→ **Work to complete**: Your task is to copy every line of the records below that contains "Neumuenster".
──────── The input ────────
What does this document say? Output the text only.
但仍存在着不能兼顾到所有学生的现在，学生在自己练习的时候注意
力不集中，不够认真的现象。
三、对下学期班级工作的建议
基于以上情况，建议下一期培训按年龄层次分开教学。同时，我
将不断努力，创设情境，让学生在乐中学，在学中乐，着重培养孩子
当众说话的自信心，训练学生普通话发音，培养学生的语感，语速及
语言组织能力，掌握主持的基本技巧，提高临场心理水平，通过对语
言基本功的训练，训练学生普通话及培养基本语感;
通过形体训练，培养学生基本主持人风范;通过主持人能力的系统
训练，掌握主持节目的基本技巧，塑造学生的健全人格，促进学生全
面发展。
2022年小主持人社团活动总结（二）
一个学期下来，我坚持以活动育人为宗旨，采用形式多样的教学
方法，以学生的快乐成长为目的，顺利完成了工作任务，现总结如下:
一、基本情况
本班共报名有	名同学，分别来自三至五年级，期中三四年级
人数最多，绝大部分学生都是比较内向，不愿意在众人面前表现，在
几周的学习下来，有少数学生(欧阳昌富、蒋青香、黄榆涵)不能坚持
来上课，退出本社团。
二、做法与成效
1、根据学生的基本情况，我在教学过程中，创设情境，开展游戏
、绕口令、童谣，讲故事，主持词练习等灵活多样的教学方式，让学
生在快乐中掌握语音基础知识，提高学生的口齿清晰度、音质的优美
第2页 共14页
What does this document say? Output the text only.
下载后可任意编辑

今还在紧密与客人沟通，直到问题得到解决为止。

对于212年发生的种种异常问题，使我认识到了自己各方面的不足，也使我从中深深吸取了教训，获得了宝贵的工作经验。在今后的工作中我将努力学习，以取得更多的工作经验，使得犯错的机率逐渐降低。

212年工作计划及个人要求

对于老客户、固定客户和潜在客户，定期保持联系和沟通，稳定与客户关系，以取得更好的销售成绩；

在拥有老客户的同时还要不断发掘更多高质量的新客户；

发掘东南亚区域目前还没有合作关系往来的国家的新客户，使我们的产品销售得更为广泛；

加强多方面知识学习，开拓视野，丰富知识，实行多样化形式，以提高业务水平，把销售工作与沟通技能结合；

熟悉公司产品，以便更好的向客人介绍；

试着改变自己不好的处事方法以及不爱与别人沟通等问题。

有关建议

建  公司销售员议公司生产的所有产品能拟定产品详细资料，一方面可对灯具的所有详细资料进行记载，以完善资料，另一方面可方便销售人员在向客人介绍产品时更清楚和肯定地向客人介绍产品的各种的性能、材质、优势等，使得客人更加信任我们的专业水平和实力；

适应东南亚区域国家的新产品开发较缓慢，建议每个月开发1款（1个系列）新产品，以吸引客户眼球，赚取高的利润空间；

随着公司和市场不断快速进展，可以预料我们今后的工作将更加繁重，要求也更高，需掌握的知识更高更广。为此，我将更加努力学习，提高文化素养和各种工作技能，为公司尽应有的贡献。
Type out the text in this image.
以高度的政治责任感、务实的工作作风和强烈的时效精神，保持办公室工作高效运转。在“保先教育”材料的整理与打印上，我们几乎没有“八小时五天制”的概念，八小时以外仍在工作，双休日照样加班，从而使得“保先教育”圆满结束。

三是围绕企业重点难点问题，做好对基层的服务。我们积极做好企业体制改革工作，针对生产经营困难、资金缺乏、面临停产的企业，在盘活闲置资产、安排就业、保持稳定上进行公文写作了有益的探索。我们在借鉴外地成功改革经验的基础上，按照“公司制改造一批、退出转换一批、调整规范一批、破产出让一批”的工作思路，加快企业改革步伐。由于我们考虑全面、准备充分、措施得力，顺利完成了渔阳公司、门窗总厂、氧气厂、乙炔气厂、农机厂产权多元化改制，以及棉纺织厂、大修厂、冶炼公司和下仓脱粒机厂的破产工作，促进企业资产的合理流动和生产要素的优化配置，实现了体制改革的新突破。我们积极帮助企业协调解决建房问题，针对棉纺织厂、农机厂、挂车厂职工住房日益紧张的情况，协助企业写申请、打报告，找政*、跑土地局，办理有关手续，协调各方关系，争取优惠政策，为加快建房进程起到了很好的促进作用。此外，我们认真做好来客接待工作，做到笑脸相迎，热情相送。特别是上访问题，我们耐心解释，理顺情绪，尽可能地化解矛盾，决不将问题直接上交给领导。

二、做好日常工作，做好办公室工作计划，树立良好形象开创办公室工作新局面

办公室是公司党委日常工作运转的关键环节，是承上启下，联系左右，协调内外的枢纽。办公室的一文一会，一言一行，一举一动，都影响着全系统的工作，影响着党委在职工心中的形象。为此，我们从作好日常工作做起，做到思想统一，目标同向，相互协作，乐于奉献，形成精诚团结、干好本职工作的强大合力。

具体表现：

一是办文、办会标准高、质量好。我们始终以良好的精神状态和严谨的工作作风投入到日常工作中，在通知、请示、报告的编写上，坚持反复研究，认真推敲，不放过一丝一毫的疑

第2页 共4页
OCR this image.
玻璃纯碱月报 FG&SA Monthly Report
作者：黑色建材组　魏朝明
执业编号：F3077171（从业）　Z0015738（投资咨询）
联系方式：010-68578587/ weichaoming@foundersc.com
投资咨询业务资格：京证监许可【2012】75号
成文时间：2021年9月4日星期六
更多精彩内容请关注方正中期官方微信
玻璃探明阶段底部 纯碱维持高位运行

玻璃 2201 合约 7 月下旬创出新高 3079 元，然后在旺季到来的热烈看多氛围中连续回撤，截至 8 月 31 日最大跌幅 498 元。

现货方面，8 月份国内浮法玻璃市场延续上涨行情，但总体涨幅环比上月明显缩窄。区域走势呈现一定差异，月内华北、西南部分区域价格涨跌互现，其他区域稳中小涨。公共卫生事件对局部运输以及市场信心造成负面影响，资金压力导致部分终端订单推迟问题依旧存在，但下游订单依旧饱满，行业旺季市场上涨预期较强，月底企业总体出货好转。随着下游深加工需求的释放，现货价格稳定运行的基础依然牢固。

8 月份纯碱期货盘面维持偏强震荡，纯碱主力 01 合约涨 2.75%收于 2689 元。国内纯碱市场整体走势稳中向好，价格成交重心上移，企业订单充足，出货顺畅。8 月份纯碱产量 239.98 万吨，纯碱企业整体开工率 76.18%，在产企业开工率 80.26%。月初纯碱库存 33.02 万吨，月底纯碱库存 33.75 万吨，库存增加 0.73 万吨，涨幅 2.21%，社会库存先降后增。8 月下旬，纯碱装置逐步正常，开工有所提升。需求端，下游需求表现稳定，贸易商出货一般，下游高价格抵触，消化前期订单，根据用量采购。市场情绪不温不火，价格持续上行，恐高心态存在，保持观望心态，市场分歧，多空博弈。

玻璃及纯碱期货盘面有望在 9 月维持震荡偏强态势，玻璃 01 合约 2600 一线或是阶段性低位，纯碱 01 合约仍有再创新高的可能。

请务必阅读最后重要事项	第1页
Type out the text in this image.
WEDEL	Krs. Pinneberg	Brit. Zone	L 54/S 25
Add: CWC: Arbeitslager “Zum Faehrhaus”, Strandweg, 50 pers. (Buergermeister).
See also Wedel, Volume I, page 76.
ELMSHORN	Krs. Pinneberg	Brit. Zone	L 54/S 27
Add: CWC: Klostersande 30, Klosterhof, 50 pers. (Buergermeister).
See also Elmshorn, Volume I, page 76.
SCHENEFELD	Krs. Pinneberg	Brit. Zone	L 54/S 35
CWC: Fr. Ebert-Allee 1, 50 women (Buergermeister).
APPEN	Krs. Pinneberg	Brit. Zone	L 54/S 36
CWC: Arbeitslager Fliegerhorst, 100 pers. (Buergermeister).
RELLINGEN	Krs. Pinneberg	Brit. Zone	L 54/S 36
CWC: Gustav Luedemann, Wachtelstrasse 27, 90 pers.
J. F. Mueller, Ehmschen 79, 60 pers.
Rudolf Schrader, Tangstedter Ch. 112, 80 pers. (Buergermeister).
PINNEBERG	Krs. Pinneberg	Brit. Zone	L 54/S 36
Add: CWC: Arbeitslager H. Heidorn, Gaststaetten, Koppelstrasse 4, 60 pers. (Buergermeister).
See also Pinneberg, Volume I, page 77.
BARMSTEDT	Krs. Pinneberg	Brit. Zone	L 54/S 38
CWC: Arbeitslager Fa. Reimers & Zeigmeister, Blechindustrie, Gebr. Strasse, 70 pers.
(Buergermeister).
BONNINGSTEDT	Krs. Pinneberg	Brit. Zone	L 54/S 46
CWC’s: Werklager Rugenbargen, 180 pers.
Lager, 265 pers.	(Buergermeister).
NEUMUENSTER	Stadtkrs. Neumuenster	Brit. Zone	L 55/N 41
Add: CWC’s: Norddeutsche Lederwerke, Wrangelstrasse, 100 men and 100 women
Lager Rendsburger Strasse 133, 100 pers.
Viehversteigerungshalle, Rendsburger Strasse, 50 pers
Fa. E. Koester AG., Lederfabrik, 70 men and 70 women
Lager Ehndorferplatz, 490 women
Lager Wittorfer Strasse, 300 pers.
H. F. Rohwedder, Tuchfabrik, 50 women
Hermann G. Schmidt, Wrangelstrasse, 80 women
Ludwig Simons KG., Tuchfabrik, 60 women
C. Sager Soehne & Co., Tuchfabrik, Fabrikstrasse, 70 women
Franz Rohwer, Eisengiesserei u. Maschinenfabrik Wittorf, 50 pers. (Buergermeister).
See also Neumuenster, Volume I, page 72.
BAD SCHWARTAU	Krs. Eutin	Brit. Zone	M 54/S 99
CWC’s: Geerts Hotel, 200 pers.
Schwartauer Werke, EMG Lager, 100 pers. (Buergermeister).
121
────────
→ **Solution to this problem**:
NEUMUENSTER	Stadtkrs. Neumuenster	Brit. Zone	L 55/N 41
See also Neumuenster, Volume I, page 72.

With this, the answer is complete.